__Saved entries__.
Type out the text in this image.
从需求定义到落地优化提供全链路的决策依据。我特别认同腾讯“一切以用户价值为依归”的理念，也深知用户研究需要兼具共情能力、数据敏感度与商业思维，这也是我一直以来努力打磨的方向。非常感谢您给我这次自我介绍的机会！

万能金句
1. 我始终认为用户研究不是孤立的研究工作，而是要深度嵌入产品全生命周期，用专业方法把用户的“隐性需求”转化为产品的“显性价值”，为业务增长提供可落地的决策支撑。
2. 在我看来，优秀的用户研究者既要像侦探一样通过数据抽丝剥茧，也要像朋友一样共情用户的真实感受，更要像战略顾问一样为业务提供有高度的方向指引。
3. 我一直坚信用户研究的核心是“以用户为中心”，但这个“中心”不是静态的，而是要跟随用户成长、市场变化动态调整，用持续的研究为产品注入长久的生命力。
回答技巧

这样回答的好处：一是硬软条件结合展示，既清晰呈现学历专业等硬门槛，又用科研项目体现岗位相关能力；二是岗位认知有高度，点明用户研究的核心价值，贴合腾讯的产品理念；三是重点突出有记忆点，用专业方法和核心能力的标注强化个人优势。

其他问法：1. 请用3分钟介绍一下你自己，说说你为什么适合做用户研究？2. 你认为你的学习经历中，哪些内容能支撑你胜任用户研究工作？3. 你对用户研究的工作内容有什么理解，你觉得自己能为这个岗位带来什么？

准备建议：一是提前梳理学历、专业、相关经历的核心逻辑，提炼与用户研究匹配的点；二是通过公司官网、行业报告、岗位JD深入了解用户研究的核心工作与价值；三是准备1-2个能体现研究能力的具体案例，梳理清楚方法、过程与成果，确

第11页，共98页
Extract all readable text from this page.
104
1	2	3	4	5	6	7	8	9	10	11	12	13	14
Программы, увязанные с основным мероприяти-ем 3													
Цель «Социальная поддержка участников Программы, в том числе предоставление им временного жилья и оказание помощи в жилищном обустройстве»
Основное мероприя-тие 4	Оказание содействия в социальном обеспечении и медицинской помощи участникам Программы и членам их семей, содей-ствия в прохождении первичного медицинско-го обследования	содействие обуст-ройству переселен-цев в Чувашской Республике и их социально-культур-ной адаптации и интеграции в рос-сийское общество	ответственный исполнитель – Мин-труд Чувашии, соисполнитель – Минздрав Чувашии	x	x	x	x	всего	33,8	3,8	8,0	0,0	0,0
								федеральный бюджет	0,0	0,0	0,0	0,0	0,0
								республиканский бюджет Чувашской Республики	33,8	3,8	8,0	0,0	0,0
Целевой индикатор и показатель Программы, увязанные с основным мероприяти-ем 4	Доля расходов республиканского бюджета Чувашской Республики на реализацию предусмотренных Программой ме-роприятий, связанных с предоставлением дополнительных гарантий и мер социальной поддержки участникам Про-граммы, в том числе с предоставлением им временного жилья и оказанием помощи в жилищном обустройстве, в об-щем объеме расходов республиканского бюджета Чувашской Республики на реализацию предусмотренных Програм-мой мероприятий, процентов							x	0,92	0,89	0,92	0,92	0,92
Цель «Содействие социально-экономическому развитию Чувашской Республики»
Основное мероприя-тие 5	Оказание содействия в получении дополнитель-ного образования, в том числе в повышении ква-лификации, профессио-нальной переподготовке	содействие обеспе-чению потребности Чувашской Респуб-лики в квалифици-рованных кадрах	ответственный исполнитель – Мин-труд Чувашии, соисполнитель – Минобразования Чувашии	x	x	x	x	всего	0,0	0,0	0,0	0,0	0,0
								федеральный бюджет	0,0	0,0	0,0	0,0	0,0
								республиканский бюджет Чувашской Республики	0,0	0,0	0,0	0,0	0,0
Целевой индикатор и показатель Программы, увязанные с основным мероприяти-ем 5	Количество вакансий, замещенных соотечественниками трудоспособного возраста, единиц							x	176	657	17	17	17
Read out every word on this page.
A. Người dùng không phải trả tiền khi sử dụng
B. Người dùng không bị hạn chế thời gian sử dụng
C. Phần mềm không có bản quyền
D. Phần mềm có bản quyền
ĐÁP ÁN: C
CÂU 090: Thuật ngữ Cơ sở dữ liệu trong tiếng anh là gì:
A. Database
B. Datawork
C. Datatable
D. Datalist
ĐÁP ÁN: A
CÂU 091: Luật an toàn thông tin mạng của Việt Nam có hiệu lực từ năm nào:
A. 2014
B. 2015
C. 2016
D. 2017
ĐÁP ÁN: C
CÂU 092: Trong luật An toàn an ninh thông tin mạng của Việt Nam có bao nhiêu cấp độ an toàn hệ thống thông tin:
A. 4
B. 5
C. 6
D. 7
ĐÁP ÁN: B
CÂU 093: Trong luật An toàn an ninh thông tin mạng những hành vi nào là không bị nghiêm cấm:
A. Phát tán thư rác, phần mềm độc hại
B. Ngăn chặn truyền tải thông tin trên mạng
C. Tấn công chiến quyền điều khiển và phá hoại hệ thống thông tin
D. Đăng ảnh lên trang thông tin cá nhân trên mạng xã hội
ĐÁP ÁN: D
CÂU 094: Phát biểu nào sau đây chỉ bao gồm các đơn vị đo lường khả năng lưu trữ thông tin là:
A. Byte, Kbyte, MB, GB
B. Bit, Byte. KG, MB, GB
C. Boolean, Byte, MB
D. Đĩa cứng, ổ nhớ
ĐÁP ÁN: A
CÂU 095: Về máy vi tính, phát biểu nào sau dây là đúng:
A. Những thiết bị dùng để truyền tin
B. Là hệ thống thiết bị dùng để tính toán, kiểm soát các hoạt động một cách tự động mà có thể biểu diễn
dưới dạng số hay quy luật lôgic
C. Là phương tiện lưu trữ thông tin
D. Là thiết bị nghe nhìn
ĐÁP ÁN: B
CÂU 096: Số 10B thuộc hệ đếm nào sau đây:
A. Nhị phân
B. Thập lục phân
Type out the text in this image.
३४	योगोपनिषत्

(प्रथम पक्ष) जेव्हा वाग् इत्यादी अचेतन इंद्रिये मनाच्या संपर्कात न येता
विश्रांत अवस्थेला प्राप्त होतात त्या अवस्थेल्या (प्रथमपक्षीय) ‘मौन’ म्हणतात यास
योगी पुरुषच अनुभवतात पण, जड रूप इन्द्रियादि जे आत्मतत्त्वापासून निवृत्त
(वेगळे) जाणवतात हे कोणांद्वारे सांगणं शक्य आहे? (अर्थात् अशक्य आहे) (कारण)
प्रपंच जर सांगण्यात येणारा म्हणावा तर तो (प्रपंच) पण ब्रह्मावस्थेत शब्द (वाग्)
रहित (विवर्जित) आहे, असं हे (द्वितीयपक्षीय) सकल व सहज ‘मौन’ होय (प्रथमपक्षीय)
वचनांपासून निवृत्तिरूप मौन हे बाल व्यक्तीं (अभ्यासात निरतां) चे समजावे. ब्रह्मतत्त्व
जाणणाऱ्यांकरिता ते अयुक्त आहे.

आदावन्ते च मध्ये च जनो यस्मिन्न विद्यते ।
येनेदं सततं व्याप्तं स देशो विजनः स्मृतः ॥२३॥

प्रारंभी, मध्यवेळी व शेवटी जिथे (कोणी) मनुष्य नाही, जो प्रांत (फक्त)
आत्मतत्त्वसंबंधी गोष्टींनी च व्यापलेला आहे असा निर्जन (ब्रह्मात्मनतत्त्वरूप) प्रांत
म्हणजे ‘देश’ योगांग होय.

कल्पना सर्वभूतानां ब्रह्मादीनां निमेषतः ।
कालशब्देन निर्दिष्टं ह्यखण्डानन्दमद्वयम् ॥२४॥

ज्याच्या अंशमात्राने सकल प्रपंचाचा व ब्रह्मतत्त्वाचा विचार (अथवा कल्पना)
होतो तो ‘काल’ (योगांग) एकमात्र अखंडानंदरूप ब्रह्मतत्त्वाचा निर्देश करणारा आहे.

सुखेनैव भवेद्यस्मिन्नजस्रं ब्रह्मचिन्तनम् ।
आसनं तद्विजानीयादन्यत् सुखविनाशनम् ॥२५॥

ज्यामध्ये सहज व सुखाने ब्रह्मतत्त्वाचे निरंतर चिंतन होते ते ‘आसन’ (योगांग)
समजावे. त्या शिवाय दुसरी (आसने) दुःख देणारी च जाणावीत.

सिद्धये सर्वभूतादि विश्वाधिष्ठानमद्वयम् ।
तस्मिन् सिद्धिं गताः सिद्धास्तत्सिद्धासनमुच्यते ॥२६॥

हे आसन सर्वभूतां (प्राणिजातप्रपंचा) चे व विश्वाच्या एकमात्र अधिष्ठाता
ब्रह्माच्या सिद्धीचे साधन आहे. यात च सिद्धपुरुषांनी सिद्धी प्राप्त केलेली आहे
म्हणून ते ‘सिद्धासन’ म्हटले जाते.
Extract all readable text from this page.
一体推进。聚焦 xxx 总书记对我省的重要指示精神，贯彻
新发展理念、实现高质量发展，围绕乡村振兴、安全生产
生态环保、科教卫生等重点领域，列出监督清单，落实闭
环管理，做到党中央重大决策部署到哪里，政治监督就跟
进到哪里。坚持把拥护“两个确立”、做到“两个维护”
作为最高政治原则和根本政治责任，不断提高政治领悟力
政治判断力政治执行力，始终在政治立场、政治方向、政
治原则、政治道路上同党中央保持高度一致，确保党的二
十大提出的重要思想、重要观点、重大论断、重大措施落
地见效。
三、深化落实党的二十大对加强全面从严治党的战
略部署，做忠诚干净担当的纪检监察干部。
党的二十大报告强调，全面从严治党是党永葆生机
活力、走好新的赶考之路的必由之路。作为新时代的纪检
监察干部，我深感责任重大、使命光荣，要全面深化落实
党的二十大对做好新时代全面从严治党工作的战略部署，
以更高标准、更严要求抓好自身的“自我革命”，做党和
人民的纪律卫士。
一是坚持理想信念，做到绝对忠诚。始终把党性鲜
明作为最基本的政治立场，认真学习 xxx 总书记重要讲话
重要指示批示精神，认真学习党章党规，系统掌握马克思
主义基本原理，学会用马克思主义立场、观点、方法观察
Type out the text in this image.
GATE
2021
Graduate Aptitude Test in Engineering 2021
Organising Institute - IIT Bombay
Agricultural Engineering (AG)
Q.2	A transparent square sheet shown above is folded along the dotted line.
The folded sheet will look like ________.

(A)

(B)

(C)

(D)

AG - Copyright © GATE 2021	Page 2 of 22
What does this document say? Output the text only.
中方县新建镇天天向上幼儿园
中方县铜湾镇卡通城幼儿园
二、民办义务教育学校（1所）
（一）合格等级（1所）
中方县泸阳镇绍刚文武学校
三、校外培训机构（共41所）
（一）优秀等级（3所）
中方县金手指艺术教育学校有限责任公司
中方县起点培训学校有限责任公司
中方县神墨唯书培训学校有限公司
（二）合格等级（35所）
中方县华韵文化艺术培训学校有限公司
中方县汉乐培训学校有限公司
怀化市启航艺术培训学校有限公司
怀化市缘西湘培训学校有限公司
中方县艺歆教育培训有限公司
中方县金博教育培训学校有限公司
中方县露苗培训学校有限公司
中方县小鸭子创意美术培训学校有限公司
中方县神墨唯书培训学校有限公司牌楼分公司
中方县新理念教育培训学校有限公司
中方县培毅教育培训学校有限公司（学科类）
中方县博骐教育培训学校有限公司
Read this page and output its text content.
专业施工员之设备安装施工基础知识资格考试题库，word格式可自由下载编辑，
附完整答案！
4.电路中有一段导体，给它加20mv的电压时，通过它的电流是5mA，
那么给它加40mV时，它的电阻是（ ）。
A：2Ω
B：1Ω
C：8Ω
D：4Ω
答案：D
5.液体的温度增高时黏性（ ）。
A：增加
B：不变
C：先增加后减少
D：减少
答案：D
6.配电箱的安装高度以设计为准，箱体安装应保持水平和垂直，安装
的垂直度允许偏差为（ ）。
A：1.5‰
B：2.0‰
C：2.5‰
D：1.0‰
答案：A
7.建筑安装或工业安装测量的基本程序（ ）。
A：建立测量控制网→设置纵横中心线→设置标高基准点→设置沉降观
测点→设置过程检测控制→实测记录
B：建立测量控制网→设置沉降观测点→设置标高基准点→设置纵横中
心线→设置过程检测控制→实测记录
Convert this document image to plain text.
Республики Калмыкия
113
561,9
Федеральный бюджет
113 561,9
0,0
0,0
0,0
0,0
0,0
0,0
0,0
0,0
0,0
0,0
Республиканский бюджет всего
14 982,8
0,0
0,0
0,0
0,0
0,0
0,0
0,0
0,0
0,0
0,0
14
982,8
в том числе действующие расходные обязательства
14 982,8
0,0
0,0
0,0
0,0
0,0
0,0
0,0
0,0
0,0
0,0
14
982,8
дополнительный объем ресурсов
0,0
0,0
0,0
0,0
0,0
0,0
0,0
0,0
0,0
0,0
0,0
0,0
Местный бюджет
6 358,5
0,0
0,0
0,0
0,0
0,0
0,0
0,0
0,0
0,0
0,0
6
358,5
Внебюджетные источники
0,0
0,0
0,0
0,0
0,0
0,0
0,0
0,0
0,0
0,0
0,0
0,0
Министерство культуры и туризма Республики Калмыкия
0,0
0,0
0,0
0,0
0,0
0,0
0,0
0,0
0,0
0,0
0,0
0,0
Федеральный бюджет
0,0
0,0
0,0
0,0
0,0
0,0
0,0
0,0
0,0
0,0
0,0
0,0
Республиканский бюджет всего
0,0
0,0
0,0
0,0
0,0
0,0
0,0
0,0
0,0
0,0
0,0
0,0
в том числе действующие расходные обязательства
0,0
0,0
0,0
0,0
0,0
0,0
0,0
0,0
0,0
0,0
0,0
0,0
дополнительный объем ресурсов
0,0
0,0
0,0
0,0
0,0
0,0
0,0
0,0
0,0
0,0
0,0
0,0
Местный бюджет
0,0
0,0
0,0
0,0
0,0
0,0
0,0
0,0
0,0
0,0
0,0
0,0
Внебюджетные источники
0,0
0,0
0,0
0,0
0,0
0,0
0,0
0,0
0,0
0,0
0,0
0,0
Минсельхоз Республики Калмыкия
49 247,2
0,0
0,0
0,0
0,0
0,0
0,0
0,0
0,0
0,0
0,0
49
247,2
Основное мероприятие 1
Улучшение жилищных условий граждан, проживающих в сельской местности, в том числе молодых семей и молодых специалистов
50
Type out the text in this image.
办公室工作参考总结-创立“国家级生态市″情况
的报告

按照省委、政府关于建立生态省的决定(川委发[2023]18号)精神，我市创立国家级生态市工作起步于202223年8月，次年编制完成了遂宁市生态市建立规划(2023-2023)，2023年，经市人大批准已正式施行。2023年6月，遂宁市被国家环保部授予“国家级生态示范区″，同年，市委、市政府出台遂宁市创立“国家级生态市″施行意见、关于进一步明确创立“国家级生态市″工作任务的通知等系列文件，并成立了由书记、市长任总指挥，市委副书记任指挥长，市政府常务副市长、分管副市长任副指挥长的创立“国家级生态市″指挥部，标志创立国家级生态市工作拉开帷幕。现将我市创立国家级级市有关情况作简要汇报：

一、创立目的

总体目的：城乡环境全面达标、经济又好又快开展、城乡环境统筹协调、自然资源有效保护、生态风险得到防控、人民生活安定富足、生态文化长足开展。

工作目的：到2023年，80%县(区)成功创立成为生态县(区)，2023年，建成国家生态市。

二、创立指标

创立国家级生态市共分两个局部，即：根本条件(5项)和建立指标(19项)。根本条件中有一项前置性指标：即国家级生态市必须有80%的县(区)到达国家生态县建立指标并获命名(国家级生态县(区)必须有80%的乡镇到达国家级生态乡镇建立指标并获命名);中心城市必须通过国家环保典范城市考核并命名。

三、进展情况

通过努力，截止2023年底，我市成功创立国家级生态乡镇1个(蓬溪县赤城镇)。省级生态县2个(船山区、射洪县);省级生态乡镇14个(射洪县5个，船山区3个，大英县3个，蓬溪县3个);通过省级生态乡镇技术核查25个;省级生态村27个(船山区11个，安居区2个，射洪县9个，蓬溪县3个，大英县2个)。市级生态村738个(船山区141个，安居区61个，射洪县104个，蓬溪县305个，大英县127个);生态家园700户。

__What is asked__.
Look through the entries and return every line where "исполнитель" appears.

__Exercise result__.
Основное мероприя-тие 4	Оказание содействия в социальном обеспечении и медицинской помощи участникам Программы и членам их семей, содей-ствия в прохождении первичного медицинско-го обследования	содействие обуст-ройству переселен-цев в Чувашской Республике и их социально-культур-ной адаптации и интеграции в рос-сийское общество	ответственный исполнитель – Мин-труд Чувашии, соисполнитель – Минздрав Чувашии	x	x	x	x	всего	33,8	3,8	8,0	0,0	0,0
Основное мероприя-тие 5	Оказание содействия в получении дополнитель-ного образования, в том числе в повышении ква-лификации, профессио-нальной переподготовке	содействие обеспе-чению потребности Чувашской Респуб-лики в квалифици-рованных кадрах	ответственный исполнитель – Мин-труд Чувашии, соисполнитель – Минобразования Чувашии	x	x	x	x	всего	0,0	0,0	0,0	0,0	0,0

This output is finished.